▸ **What the exercise asks**:
Answer with one number: how many lines hold the string "populates".

▸ **Recorded data**:
.....

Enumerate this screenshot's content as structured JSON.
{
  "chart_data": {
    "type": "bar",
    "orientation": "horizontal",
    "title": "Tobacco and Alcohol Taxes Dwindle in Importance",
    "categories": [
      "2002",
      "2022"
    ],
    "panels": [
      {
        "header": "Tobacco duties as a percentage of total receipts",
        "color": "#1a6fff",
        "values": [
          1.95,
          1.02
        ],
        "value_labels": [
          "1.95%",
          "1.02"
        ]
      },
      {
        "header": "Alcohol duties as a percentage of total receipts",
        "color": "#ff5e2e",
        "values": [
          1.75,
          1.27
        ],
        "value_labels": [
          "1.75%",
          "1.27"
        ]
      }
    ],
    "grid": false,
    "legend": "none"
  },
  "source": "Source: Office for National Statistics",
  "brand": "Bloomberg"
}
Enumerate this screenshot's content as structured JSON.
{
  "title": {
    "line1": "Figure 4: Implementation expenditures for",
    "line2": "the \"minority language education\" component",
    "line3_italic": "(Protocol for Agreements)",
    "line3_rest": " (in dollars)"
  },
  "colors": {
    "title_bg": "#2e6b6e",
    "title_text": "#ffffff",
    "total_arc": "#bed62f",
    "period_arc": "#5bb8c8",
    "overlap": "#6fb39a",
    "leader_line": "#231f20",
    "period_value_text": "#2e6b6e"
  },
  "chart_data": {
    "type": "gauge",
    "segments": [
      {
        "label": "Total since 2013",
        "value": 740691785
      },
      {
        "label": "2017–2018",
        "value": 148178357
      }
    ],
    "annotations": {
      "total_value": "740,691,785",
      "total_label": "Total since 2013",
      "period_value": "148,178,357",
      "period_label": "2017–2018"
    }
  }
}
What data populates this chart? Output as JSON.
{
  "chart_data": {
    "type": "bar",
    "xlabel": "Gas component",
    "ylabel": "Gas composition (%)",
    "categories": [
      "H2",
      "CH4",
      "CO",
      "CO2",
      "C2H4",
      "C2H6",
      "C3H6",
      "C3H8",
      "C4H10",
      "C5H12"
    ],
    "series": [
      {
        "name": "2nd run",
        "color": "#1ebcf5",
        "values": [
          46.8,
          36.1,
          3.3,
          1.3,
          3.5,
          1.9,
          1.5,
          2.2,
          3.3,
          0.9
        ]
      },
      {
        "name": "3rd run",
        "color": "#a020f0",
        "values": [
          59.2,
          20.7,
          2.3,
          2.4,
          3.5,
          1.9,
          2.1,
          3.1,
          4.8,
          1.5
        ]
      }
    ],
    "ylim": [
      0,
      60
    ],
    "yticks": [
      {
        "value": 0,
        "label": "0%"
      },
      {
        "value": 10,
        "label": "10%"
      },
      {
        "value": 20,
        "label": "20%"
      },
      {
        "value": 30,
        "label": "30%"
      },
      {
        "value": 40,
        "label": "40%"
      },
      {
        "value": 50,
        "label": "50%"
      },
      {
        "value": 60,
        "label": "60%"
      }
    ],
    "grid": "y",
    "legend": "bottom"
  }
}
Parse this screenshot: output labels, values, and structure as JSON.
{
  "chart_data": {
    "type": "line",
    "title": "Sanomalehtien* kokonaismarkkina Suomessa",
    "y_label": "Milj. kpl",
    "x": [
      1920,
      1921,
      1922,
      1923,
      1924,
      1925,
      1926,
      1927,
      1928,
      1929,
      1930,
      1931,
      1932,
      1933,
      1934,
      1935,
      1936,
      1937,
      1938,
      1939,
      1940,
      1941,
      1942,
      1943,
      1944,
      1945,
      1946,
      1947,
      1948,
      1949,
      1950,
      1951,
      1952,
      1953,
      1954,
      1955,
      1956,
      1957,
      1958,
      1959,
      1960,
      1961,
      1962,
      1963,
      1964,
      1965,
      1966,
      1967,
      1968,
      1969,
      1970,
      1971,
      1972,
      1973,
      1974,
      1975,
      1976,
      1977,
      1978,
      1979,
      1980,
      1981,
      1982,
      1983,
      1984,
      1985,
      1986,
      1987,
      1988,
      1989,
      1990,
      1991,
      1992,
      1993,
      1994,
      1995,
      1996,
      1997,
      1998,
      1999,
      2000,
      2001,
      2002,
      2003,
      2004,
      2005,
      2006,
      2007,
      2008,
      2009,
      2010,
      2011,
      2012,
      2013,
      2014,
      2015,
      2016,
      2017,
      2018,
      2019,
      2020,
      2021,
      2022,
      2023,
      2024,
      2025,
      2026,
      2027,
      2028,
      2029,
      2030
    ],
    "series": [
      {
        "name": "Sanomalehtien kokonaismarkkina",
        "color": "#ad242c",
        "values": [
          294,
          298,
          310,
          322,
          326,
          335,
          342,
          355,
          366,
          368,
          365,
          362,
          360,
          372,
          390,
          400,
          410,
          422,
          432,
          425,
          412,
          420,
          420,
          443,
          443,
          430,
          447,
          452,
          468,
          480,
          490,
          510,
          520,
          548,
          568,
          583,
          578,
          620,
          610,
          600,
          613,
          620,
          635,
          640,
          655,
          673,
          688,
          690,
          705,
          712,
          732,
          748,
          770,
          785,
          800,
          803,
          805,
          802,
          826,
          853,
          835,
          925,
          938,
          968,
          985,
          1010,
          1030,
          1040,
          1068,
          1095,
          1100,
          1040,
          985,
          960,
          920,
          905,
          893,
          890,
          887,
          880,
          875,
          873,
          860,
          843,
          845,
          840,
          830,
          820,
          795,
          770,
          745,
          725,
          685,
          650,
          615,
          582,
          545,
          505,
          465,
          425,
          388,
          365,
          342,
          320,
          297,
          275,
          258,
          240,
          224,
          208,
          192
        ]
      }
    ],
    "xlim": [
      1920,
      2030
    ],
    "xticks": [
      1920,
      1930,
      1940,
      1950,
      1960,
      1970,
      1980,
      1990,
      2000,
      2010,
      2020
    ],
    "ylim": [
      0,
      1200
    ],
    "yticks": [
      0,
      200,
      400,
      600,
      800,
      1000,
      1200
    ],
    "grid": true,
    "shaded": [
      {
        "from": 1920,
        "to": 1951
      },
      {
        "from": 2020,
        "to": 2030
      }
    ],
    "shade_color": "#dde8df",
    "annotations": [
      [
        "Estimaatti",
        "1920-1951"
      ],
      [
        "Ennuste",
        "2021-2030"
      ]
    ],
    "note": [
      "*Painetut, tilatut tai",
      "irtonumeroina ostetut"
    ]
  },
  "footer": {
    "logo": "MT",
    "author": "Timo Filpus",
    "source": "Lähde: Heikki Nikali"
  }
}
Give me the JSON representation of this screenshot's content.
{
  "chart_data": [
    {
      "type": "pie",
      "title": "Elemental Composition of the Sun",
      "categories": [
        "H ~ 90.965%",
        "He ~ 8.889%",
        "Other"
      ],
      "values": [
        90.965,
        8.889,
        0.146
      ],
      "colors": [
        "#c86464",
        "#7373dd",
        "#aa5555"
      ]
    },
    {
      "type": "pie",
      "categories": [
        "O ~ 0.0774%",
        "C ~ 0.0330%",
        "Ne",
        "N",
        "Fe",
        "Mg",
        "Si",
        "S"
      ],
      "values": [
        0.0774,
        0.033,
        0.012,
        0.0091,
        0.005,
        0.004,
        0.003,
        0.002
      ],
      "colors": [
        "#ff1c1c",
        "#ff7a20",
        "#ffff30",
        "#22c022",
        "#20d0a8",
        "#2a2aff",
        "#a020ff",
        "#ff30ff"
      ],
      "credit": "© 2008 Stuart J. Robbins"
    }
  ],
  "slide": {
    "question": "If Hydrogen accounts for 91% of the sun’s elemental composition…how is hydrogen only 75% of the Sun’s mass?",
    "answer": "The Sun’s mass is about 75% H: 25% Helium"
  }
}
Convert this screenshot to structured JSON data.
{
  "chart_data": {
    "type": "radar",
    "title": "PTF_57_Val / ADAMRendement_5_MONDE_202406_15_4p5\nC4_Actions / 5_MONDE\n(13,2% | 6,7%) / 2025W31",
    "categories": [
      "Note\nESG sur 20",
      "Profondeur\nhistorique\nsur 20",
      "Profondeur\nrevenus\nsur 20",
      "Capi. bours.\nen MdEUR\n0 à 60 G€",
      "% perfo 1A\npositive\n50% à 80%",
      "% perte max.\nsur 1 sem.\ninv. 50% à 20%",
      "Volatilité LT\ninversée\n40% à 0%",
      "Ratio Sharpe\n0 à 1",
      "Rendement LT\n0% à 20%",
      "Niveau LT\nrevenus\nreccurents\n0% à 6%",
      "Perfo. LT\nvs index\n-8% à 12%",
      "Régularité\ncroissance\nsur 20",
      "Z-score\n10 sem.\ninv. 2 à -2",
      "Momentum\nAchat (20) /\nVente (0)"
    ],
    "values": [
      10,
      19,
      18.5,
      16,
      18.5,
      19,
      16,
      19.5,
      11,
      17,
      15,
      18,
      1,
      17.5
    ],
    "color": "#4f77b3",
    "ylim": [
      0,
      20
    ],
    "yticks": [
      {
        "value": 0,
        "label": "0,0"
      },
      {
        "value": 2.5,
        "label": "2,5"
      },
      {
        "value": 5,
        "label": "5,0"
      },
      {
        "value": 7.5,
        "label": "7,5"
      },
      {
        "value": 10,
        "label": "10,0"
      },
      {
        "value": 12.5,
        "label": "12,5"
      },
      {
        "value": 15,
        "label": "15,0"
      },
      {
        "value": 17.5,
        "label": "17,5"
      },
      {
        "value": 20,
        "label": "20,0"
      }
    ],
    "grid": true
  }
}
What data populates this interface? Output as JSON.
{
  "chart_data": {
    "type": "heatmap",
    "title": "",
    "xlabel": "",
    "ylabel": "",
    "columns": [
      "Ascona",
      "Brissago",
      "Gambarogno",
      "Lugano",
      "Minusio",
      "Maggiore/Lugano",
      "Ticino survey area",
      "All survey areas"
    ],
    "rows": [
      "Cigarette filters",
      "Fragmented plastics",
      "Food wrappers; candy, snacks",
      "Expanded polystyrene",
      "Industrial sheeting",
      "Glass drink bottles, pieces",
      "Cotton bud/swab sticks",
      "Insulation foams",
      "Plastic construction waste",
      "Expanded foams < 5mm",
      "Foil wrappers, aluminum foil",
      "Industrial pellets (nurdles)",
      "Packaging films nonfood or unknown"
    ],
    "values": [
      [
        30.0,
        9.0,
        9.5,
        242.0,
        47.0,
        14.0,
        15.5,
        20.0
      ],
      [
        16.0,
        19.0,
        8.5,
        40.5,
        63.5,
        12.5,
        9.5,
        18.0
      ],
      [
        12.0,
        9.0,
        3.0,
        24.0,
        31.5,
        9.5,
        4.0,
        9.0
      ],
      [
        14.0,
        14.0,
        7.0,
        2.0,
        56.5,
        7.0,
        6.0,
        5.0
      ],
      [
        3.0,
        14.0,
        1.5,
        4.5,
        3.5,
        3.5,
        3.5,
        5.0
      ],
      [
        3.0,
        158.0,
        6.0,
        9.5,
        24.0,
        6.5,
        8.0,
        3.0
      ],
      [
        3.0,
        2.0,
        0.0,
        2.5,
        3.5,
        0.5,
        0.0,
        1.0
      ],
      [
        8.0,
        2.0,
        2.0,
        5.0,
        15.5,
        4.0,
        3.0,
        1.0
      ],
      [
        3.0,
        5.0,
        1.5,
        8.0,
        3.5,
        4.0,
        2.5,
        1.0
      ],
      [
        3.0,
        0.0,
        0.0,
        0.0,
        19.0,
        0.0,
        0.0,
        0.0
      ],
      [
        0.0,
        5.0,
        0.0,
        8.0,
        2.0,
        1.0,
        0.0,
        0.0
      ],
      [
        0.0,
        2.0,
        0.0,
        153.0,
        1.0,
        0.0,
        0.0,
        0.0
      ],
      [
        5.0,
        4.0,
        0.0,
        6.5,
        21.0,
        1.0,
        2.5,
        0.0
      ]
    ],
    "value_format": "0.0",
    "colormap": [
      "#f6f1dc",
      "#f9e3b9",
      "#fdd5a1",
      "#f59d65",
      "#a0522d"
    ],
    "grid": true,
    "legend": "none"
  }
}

.....

▸ **Response to the task**:
2